[DATA RECORDS]
┌──

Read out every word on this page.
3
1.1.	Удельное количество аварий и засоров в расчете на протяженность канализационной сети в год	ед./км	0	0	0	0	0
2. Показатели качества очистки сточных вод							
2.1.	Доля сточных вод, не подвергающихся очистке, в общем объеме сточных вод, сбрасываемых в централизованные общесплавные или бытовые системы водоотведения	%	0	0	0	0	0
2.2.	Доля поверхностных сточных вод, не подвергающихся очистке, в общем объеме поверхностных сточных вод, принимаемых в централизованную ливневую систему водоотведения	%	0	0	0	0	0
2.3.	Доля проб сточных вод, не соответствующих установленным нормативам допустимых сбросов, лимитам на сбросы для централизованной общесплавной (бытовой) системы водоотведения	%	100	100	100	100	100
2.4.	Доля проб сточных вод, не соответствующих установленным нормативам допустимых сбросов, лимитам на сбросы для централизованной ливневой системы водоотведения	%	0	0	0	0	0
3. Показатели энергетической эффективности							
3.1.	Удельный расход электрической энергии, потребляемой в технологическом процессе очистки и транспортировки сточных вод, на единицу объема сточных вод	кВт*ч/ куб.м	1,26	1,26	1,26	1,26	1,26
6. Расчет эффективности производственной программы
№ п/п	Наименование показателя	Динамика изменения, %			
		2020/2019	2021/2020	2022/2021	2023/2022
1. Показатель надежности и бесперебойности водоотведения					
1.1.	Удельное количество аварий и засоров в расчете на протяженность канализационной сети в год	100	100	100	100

└──

[EXERCISE BRIEF] Above are some records; extract every one of them exactly.

[CORRECT RESPONSE]
Read out every word on this page.
3
1.1.	Удельное количество аварий и засоров в расчете на протяженность канализационной сети в год	ед./км	0	0	0	0	0
2. Показатели качества очистки сточных вод							
2.1.	Доля сточных вод, не подвергающихся очистке, в общем объеме сточных вод, сбрасываемых в централизованные общесплавные или бытовые системы водоотведения	%	0	0	0	0	0
2.2.	Доля поверхностных сточных вод, не подвергающихся очистке, в общем объеме поверхностных сточных вод, принимаемых в централизованную ливневую систему водоотведения	%	0	0	0	0	0
2.3.	Доля проб сточных вод, не соответствующих установленным нормативам допустимых сбросов, лимитам на сбросы для централизованной общесплавной (бытовой) системы водоотведения	%	100	100	100	100	100
2.4.	Доля проб сточных вод, не соответствующих установленным нормативам допустимых сбросов, лимитам на сбросы для централизованной ливневой системы водоотведения	%	0	0	0	0	0
3. Показатели энергетической эффективности							
3.1.	Удельный расход электрической энергии, потребляемой в технологическом процессе очистки и транспортировки сточных вод, на единицу объема сточных вод	кВт*ч/ куб.м	1,26	1,26	1,26	1,26	1,26
6. Расчет эффективности производственной программы
№ п/п	Наименование показателя	Динамика изменения, %			
		2020/2019	2021/2020	2022/2021	2023/2022
1. Показатель надежности и бесперебойности водоотведения					
1.1.	Удельное количество аварий и засоров в расчете на протяженность канализационной сети в год	100	100	100	100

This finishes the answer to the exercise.